**** FRAGMENT TEKSTU ****

Przyglądając się ewolucji flagowych modeli popularnych kompaktowych samochodów miejskich na przestrzeni ostatnich dekad można zauważyć, że ich sylwetki stały się nie tylko bardziej zaokrąglone, ale też wyraźnie dłuższe i szersze. Z czego to wynika i jakie wyzwania stawia to przed projektantami z branży automotive?
Jeszcze w latach 80. samochody miały znacznie prostszy design, cechujący się ostrymi, geometrycznymi liniami. Dziś patrząc na nowoczesne odpowiedniki klasycznych modeli można odnieść wrażenie, że są bardziej „napompowane”, wyższe i dłuższe. Ma to związek między innymi z wymaganiami współczesnych odbiorców, którzy poszukują wygodniejszych i lepiej prezentujących się samochodów z przestronnym wnętrzem. Prawidłowość tę widać zwłaszcza w segmencie B.
Małe samochody miejskie w ostatnich latach urosły na tyle, że zbliżyły się do segmentu C, czyli niektórych crossoverów czy SUV-ów. Powiększenie wymiarów zewnętrznych samochodu przekłada się na większy rozstaw kół i szersze opony, a to może bardzo utrudniać manewrowanie po zatłoczonych ulicach miast. Rosnąca masa własna pojazdu oznacza także większe spalanie. Wszystko to powoduje, że branża motoryzacyjna musi poszukiwać optymalnych rozwiązań, które pozwolą pogodzić wymogi bezpieczeństwa i komfortu użytkowników z zaostrzającymi się przepisami dotyczącymi emisji CO2.
Dlaczego kompaktowe samochody miejskie wciąż rosną?

**** ZESTAW DANYCH ****

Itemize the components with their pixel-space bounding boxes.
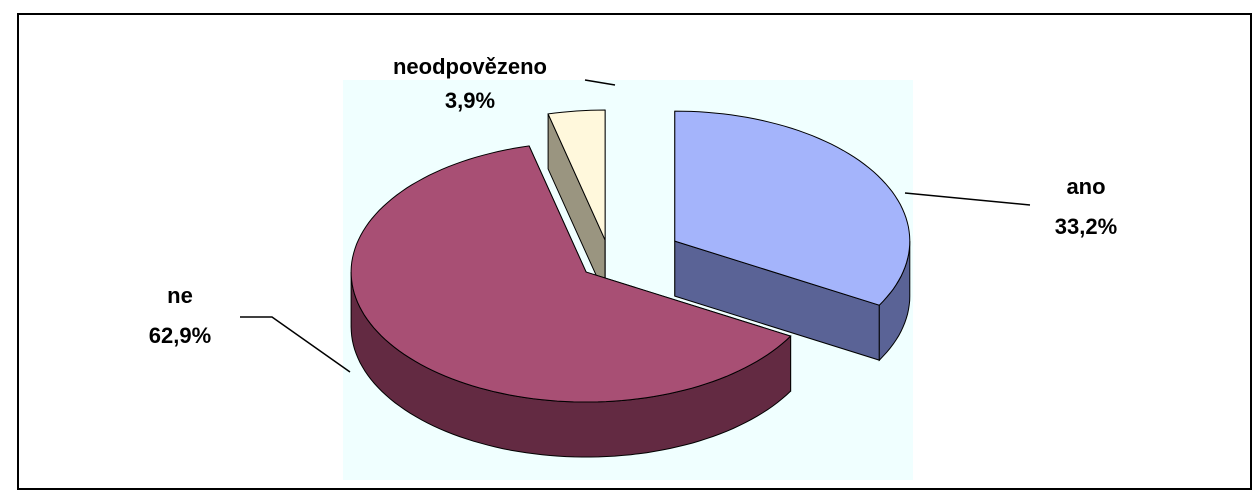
pie — [350, 109, 911, 458]
slice — [674, 110, 911, 306]
leader-line — [904, 192, 1031, 206]
leader-line — [240, 316, 351, 373]
slice — [547, 109, 606, 241]
slice-label: ne — [167, 283, 193, 308]
leader-line — [584, 79, 616, 86]
slice — [350, 145, 792, 403]
slice-value-label: 33,2% — [1055, 214, 1117, 239]
slice-value-label: 3,9% — [445, 88, 495, 113]
slice-label: ano — [1066, 174, 1105, 199]
slice-label: neodpovězeno — [393, 54, 547, 79]
slice-value-label: 62,9% — [149, 323, 211, 348]
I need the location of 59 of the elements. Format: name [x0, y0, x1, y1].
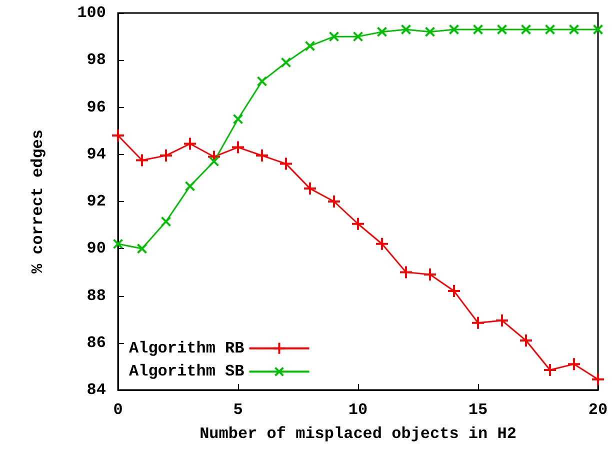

****

§ **TREŚĆ ZADANIA**
Napisz dalszy ciąg tekstu o powiększaniu się kompaktowych samochodów miejskich, zaczynając od miejsca po jego ostatnim zdaniu.

§ **POPRAWNA ODPOWIEDŹ**
Jako najważniejszą przyczynę ciągłego rozrostu nadwozi samochodów miejskich podaje się przede wszystkim wymogi bezpieczeństwa. Bardziej zaokrąglony obrys samochodu to wynik starannie zaprojektowanych stref zgniotu, które mają skuteczniej chronić pasażerów przed uderzeniami bocznymi. Nie bez znaczenia pozostaje także fakt, że współczesne samochody są coraz bardziej naszpikowane czujnikami i elektroniką, których montaż także wymaga miejsca. Do tego dochodzi wymiar psychologiczny – w większym aucie czujemy się po prostu bezpieczniej. Dlatego też w ostatnich latach nastąpił odwrót od najmniejszych miejskich samochodów klasy A właśnie na rzecz „powiększonego” segmentu B oraz C, który oferuje więcej miejsca w kabinie i bagażniku.
W ślad za wymaganiami odnośnie komfortu zwiększyła się szerokość foteli samochodowych, a wyposażenie stało się bogatsze. W branży automotive rośnie obecnie znaczenie segmentu Premium, a globalizacja sprawia, że producenci samochodów dążą do ujednolicania oferty kierowanej na rynki Europy, Azji i Ameryki. Najważniejszym jest przy tym rynek amerykański, a na nim zdecydowanie dominują duże samochody. Wśród powodów rozrostu samochodów można także wymienić ten najbardziej prozaiczny, jakim jest rosnący średni wzrost Europejczyków. Szacuje się, że od drugiej połowy XIX wieku zwiększył się on o około 10 cm. Samochody muszą więc być dłuższe, a dla zachowania proporcji – stały się także szersze.
Jak duże będą samochody przyszłości?
Choć mogłoby się wydawać, że jutrem motoryzacji są znacznie większe samochody, maksimum w tym zakresie zostało już osiągnięte. Ograniczeniem są aspekty związane z rozwojem infrastruktury. Na jezdniach i parkingach nie przybywa miejsca, a w wielu europejskich miastach tendencja jest wręcz odwrotna. Centra są zamykane dla ruchu, a moda na zdrowy tryb życia sprawia, że przybywa pasów ruchu rowerowego. Przed producentami stoi więc także wyzwanie zmniejszania spalania i emisji CO2, a przecież cięższe pojazdy wymagają mocniejszych silników.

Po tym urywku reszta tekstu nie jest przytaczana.